▶ Requirements
Extract all lines from the data beneath that include the word "этого".

(Raw records)
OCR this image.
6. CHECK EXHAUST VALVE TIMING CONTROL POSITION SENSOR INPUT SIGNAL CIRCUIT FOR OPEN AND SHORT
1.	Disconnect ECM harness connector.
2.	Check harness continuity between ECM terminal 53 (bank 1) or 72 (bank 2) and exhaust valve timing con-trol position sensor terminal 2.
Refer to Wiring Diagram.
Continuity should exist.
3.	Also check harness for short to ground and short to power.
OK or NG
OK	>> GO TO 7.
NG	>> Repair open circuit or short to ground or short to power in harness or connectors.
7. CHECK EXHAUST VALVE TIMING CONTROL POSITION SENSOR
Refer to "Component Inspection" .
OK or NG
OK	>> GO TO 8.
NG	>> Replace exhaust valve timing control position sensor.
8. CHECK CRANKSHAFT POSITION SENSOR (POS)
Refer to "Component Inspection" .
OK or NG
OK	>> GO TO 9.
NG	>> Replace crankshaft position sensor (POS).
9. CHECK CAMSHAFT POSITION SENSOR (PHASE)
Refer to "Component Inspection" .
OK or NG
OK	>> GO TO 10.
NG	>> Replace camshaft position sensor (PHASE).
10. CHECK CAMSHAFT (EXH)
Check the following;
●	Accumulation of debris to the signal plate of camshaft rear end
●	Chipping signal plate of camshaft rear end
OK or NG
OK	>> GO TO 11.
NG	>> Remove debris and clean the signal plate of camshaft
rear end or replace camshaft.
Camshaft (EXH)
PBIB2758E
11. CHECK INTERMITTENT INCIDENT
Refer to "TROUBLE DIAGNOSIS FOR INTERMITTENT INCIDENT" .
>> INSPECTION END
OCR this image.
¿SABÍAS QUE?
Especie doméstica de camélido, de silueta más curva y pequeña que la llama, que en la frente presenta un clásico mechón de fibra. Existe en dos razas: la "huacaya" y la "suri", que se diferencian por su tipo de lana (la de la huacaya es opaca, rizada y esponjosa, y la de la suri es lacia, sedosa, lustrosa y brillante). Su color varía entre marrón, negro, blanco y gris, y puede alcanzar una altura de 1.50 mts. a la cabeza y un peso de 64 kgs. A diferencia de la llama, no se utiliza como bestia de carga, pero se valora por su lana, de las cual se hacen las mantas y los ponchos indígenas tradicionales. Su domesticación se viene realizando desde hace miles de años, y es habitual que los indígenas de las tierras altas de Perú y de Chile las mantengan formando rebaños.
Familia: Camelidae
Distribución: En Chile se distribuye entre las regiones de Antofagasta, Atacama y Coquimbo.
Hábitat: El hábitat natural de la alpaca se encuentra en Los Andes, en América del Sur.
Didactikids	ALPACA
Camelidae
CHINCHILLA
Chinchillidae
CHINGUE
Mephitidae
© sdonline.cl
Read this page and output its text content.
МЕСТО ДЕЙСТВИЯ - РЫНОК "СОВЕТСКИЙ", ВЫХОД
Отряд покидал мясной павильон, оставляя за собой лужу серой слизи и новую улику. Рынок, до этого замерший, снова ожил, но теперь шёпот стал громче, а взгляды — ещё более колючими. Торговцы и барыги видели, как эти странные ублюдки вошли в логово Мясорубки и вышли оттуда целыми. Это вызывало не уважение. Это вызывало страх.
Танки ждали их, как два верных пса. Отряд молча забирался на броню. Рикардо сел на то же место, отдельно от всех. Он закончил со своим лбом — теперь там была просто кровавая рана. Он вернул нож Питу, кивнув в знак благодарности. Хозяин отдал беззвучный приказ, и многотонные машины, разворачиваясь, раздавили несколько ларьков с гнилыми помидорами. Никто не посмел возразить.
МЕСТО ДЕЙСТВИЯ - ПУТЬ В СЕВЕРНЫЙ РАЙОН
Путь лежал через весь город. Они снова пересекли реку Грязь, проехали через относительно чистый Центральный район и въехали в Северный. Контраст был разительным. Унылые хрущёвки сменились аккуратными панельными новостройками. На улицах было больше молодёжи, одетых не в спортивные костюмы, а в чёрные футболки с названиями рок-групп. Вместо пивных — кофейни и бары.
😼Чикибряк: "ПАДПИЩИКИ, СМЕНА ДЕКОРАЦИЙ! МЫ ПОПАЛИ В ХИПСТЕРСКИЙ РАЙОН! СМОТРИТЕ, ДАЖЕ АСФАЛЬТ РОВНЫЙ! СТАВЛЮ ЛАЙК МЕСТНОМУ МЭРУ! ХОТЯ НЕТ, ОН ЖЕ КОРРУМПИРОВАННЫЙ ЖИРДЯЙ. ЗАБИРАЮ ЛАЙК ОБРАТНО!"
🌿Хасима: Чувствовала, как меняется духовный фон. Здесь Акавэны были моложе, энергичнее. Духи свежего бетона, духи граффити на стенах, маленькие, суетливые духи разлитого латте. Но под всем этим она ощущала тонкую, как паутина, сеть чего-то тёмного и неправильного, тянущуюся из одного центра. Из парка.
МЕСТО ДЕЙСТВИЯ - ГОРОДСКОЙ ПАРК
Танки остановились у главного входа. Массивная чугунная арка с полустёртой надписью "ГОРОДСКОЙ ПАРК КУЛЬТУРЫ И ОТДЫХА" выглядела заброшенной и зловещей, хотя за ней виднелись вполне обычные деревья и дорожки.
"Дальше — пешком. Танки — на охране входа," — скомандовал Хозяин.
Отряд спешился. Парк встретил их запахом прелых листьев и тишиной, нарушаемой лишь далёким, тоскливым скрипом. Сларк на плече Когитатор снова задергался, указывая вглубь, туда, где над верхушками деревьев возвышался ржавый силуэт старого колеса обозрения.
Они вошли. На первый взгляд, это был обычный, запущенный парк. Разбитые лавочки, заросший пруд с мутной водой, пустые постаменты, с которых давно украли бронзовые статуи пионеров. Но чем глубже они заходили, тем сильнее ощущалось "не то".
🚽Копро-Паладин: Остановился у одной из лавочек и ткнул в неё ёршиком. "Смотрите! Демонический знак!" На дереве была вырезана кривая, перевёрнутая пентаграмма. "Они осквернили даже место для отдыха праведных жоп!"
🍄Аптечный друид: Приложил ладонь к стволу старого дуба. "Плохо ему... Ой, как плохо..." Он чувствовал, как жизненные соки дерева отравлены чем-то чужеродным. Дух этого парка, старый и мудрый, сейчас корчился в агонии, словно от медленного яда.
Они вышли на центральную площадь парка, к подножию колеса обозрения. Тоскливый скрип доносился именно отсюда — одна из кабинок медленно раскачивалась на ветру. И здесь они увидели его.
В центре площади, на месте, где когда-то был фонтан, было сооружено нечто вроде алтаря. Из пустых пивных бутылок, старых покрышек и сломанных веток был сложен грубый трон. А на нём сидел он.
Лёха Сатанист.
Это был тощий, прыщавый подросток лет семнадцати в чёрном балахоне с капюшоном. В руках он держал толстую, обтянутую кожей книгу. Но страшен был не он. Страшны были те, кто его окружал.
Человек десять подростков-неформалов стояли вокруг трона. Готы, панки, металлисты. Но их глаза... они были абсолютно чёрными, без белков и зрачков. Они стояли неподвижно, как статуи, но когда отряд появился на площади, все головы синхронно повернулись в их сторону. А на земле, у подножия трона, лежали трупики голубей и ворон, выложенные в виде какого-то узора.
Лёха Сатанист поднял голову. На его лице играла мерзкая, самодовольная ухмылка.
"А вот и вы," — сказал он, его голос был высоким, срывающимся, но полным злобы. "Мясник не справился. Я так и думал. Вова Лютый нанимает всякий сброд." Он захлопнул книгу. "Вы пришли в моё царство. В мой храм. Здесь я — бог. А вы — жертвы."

▶ Exercise response
Отряд покидал мясной павильон, оставляя за собой лужу серой слизи и новую улику. Рынок, до этого замерший, снова ожил, но теперь шёпот стал громче, а взгляды — ещё более колючими. Торговцы и барыги видели, как эти странные ублюдки вошли в логово Мясорубки и вышли оттуда целыми. Это вызывало не уважение. Это вызывало страх.
🍄Аптечный друид: Приложил ладонь к стволу старого дуба. "Плохо ему... Ой, как плохо..." Он чувствовал, как жизненные соки дерева отравлены чем-то чужеродным. Дух этого парка, старый и мудрый, сейчас корчился в агонии, словно от медленного яда.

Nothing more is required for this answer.